EXERCISE
Copy every line in which the string "Read" occurs.

DATA FOR THIS TASK

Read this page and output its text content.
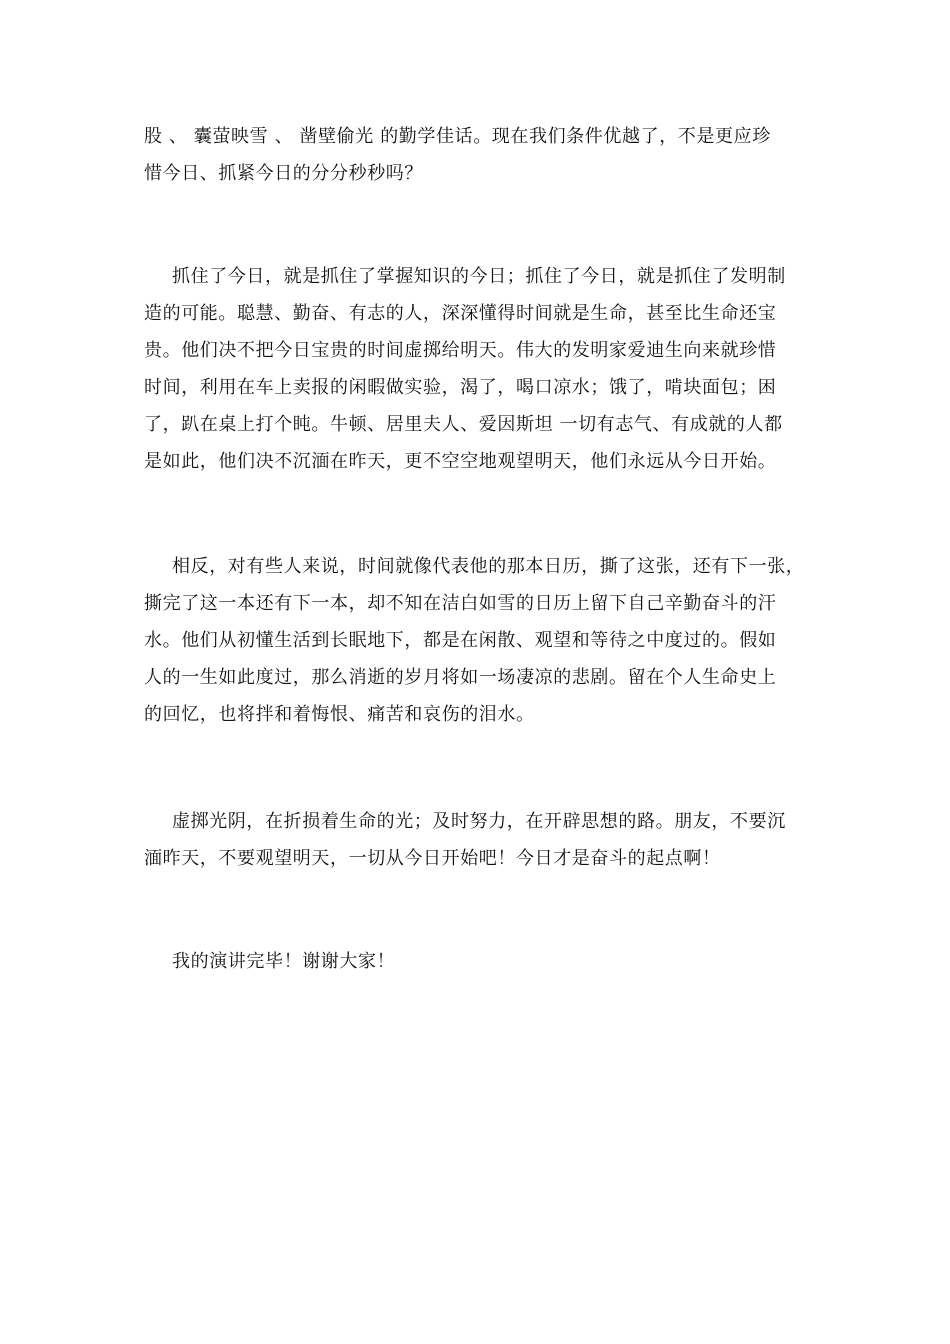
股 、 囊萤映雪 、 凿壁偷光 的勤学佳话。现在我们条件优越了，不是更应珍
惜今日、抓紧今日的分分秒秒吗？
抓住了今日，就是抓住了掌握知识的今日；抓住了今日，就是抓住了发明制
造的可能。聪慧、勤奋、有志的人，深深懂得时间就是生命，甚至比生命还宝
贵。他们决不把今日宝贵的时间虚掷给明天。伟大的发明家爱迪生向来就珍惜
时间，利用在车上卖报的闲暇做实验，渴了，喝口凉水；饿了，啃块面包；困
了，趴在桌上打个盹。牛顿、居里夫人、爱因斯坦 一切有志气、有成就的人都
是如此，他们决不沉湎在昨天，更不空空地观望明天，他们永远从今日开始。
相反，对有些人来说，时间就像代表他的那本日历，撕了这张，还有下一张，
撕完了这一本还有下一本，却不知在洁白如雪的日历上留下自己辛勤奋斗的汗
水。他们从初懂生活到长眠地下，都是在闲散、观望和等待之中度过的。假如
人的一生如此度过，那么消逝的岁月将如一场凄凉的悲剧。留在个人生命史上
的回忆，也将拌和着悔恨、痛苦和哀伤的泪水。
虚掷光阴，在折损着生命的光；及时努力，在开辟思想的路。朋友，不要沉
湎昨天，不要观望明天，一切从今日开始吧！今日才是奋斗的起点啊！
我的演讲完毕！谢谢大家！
---
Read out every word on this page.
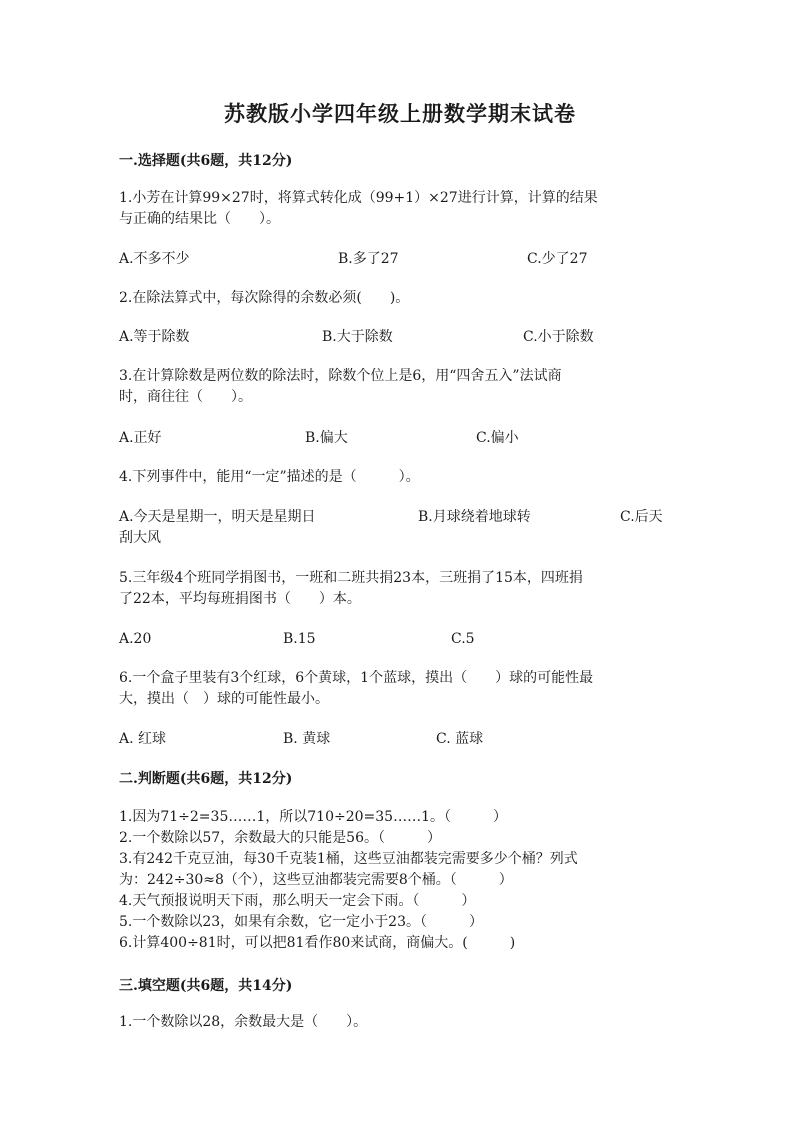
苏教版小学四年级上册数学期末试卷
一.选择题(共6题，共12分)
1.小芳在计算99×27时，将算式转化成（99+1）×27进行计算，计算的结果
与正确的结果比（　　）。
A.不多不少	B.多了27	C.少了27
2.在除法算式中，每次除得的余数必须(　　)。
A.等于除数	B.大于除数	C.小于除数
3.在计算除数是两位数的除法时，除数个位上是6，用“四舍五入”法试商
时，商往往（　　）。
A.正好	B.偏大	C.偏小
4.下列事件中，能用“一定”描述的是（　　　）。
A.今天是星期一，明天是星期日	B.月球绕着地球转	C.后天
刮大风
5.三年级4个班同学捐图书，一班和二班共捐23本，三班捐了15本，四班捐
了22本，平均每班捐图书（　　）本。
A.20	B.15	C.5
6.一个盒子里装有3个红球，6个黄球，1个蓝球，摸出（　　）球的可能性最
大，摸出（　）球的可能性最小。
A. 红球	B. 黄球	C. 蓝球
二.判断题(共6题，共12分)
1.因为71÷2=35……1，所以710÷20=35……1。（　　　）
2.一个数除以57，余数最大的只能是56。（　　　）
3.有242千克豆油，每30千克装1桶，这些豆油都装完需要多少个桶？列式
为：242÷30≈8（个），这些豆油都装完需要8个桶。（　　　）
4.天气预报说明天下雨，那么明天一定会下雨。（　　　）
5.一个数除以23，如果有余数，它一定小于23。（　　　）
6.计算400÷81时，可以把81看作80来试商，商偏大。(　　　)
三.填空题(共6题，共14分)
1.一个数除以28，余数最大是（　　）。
---
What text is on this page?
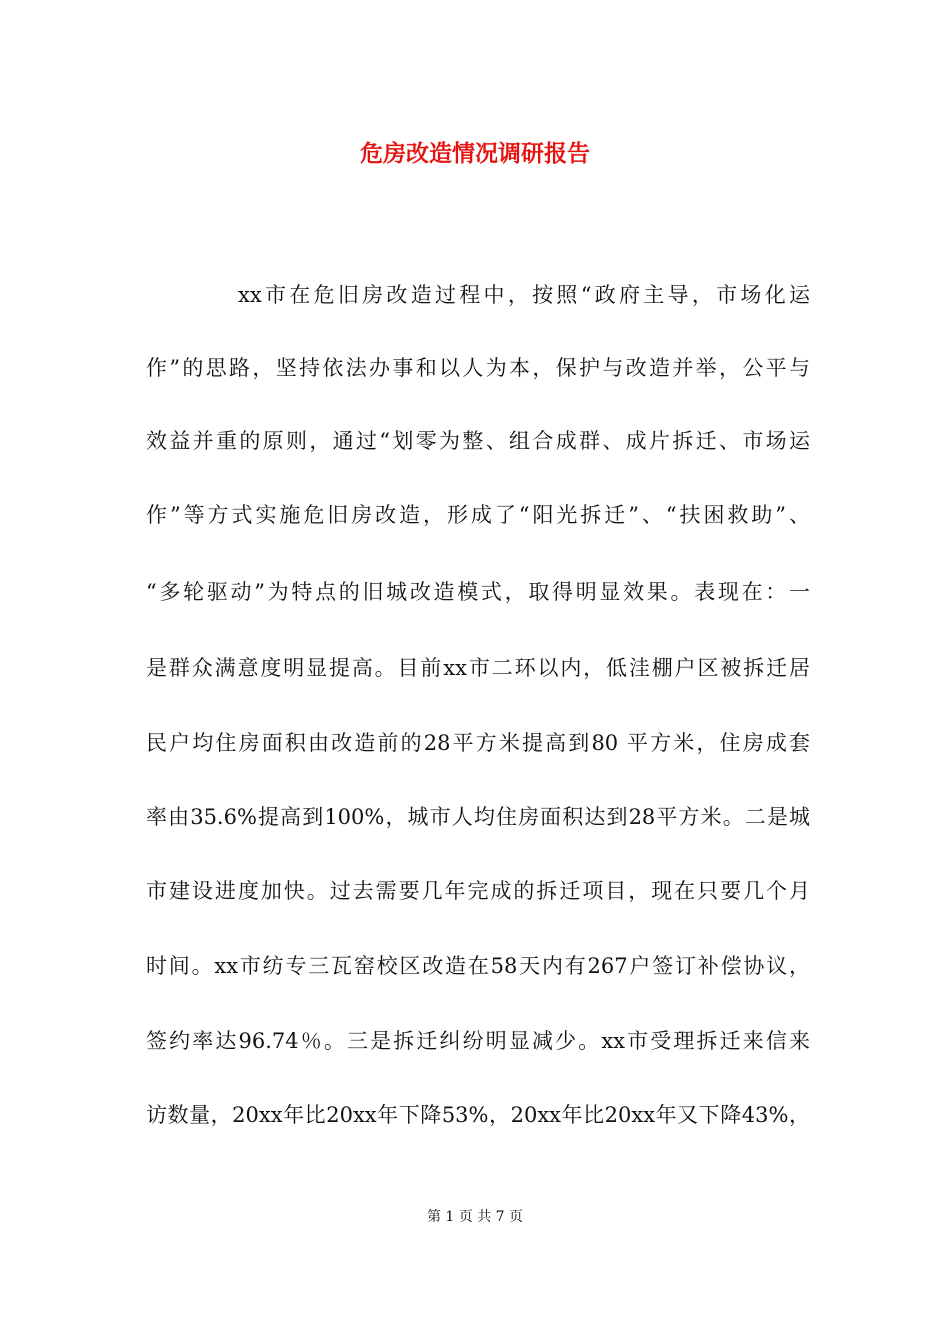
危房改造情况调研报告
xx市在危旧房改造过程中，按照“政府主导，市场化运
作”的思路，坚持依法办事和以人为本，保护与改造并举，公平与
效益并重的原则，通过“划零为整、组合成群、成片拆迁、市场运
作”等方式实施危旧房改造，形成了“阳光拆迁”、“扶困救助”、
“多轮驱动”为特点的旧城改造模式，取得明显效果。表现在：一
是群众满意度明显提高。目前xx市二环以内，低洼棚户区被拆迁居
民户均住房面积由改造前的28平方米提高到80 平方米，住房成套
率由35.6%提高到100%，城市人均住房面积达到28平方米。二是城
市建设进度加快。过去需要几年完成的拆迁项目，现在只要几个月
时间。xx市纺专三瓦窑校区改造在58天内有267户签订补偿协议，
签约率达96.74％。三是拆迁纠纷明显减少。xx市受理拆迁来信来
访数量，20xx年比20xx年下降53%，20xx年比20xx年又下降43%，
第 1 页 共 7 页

RESPONSE
Read this page and output its text content.
Read out every word on this page.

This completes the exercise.